> **Task to carry out**
Output the entries verbatim, including every line.

> **Data supplied**
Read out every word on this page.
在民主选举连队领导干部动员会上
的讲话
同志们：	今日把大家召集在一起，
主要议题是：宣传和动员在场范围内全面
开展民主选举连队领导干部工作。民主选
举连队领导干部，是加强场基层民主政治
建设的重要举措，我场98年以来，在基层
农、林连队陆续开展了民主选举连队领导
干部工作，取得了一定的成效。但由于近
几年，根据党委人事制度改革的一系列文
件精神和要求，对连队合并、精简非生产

> **In response**
Read out every word on this page.
在民主选举连队领导干部动员会上
的讲话
同志们：	今日把大家召集在一起，
主要议题是：宣传和动员在场范围内全面
开展民主选举连队领导干部工作。民主选
举连队领导干部，是加强场基层民主政治
建设的重要举措，我场98年以来，在基层
农、林连队陆续开展了民主选举连队领导
干部工作，取得了一定的成效。但由于近
几年，根据党委人事制度改革的一系列文
件精神和要求，对连队合并、精简非生产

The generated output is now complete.